--- Material for this exercise ---
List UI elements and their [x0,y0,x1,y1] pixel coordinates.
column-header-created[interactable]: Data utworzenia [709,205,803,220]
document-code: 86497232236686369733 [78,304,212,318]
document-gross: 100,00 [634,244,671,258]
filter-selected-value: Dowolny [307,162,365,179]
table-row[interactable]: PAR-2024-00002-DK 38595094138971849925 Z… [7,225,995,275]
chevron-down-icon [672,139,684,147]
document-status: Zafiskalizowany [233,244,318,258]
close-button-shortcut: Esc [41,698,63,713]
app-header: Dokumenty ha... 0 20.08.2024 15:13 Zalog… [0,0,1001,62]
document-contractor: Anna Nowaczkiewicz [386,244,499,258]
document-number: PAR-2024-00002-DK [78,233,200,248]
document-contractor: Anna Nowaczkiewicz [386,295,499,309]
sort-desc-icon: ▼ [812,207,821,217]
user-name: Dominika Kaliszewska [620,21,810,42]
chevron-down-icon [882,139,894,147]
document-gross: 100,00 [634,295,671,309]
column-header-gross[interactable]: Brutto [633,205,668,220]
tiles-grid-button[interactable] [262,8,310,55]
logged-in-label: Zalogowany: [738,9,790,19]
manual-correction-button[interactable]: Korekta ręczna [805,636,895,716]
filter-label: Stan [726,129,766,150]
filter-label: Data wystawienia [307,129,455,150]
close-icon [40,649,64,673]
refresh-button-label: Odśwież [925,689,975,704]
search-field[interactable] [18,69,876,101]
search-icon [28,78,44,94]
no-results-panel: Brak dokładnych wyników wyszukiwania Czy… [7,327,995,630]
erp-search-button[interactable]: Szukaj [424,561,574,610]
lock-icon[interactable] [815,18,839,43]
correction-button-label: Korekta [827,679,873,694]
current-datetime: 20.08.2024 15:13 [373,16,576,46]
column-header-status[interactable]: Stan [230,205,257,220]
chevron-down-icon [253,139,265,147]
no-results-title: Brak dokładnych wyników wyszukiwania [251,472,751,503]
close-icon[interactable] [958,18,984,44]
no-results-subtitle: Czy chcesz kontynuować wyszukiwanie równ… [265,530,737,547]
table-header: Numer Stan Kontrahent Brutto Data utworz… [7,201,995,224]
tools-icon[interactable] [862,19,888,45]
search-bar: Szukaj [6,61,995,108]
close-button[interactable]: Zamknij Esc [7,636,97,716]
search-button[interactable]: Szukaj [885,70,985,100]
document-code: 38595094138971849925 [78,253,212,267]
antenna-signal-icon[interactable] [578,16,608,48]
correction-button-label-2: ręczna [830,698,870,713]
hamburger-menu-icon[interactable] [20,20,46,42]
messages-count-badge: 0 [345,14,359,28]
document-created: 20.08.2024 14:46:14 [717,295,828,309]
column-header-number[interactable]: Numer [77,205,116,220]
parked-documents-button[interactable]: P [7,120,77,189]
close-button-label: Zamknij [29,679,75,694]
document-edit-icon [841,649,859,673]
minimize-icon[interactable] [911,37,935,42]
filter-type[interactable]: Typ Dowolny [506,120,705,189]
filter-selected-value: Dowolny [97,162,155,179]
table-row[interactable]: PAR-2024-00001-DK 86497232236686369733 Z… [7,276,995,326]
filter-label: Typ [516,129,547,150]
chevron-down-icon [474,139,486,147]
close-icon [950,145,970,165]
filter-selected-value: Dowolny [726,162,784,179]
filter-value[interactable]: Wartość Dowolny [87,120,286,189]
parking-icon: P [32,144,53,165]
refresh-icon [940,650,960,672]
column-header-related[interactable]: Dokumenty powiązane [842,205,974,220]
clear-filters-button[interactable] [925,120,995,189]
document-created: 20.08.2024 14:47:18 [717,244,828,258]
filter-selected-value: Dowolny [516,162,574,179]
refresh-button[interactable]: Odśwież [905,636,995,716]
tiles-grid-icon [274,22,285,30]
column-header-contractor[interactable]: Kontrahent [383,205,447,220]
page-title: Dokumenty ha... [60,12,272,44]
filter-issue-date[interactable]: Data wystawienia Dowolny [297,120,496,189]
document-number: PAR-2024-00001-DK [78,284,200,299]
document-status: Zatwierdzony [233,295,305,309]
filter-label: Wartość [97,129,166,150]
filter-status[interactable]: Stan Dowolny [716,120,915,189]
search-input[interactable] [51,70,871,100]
---
--- Aim ---
Rewrite the rows above, replacing every "chevron-down-icon" with "dropdown-arrow-icon" and leaving everything else unchanged.

--- Response below ---
List UI elements and their [x0,y0,x1,y1] pixel coordinates.
column-header-created[interactable]: Data utworzenia [709,205,803,220]
document-code: 86497232236686369733 [78,304,212,318]
document-gross: 100,00 [634,244,671,258]
filter-selected-value: Dowolny [307,162,365,179]
table-row[interactable]: PAR-2024-00002-DK 38595094138971849925 Z… [7,225,995,275]
dropdown-arrow-icon [672,139,684,147]
document-status: Zafiskalizowany [233,244,318,258]
close-button-shortcut: Esc [41,698,63,713]
app-header: Dokumenty ha... 0 20.08.2024 15:13 Zalog… [0,0,1001,62]
document-contractor: Anna Nowaczkiewicz [386,244,499,258]
document-number: PAR-2024-00002-DK [78,233,200,248]
document-contractor: Anna Nowaczkiewicz [386,295,499,309]
sort-desc-icon: ▼ [812,207,821,217]
user-name: Dominika Kaliszewska [620,21,810,42]
dropdown-arrow-icon [882,139,894,147]
document-gross: 100,00 [634,295,671,309]
column-header-gross[interactable]: Brutto [633,205,668,220]
tiles-grid-button[interactable] [262,8,310,55]
logged-in-label: Zalogowany: [738,9,790,19]
manual-correction-button[interactable]: Korekta ręczna [805,636,895,716]
filter-label: Stan [726,129,766,150]
filter-label: Data wystawienia [307,129,455,150]
close-icon [40,649,64,673]
refresh-button-label: Odśwież [925,689,975,704]
search-field[interactable] [18,69,876,101]
search-icon [28,78,44,94]
no-results-panel: Brak dokładnych wyników wyszukiwania Czy… [7,327,995,630]
erp-search-button[interactable]: Szukaj [424,561,574,610]
lock-icon[interactable] [815,18,839,43]
correction-button-label: Korekta [827,679,873,694]
current-datetime: 20.08.2024 15:13 [373,16,576,46]
column-header-status[interactable]: Stan [230,205,257,220]
dropdown-arrow-icon [253,139,265,147]
no-results-title: Brak dokładnych wyników wyszukiwania [251,472,751,503]
close-icon[interactable] [958,18,984,44]
no-results-subtitle: Czy chcesz kontynuować wyszukiwanie równ… [265,530,737,547]
table-header: Numer Stan Kontrahent Brutto Data utworz… [7,201,995,224]
tools-icon[interactable] [862,19,888,45]
search-bar: Szukaj [6,61,995,108]
close-button[interactable]: Zamknij Esc [7,636,97,716]
search-button[interactable]: Szukaj [885,70,985,100]
document-code: 38595094138971849925 [78,253,212,267]
antenna-signal-icon[interactable] [578,16,608,48]
correction-button-label-2: ręczna [830,698,870,713]
hamburger-menu-icon[interactable] [20,20,46,42]
messages-count-badge: 0 [345,14,359,28]
document-created: 20.08.2024 14:46:14 [717,295,828,309]
column-header-number[interactable]: Numer [77,205,116,220]
parked-documents-button[interactable]: P [7,120,77,189]
close-button-label: Zamknij [29,679,75,694]
document-edit-icon [841,649,859,673]
minimize-icon[interactable] [911,37,935,42]
filter-type[interactable]: Typ Dowolny [506,120,705,189]
filter-selected-value: Dowolny [97,162,155,179]
table-row[interactable]: PAR-2024-00001-DK 86497232236686369733 Z… [7,276,995,326]
filter-label: Typ [516,129,547,150]
dropdown-arrow-icon [474,139,486,147]
close-icon [950,145,970,165]
filter-selected-value: Dowolny [726,162,784,179]
filter-value[interactable]: Wartość Dowolny [87,120,286,189]
parking-icon: P [32,144,53,165]
refresh-icon [940,650,960,672]
column-header-related[interactable]: Dokumenty powiązane [842,205,974,220]
clear-filters-button[interactable] [925,120,995,189]
document-created: 20.08.2024 14:47:18 [717,244,828,258]
filter-selected-value: Dowolny [516,162,574,179]
refresh-button[interactable]: Odśwież [905,636,995,716]
tiles-grid-icon [274,22,285,30]
column-header-contractor[interactable]: Kontrahent [383,205,447,220]
page-title: Dokumenty ha... [60,12,272,44]
filter-issue-date[interactable]: Data wystawienia Dowolny [297,120,496,189]
document-number: PAR-2024-00001-DK [78,284,200,299]
document-status: Zatwierdzony [233,295,305,309]
filter-label: Wartość [97,129,166,150]
filter-status[interactable]: Stan Dowolny [716,120,915,189]
search-input[interactable] [51,70,871,100]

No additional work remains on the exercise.